**Problem to solve:** Each entry below should be echoed exactly, with pictures omitted.

[Entries with figure data]
=====
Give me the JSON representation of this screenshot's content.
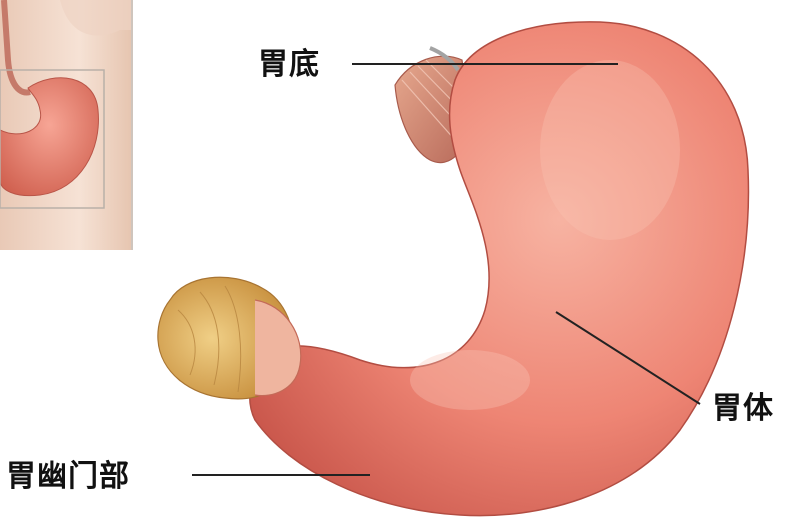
{
  "labels": {
    "fundus": "胃底",
    "body": "胃体",
    "pyloric": "胃幽门部"
  },
  "colors": {
    "stomach_fill": "#f08a7a",
    "stomach_highlight": "#f7c0b2",
    "stomach_shadow": "#c9574c",
    "pylorus_tissue": "#d9a85a",
    "skin": "#f3dccd",
    "leader_line": "#222222",
    "inset_frame": "#b9b0a8"
  }
}
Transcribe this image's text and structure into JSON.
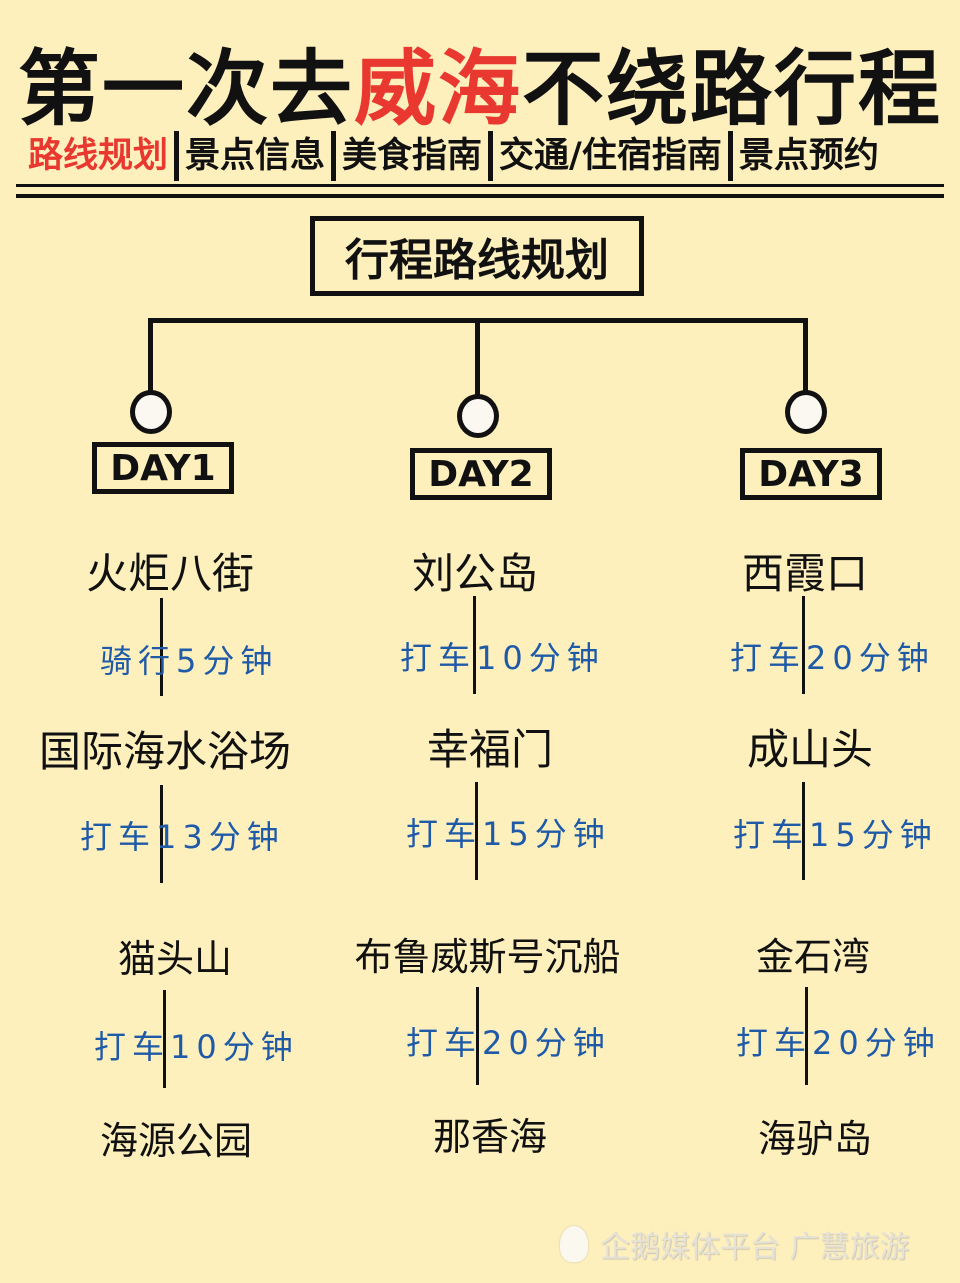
=====
**Final result:**
Give me the JSON representation of this screenshot's content.
{
  "labels": {
    "fundus": "胃底",
    "body": "胃体",
    "pyloric": "胃幽门部"
  },
  "colors": {
    "stomach_fill": "#f08a7a",
    "stomach_highlight": "#f7c0b2",
    "stomach_shadow": "#c9574c",
    "pylorus_tissue": "#d9a85a",
    "skin": "#f3dccd",
    "leader_line": "#222222",
    "inset_frame": "#b9b0a8"
  }
}
Transcribe this image's text and structure into JSON.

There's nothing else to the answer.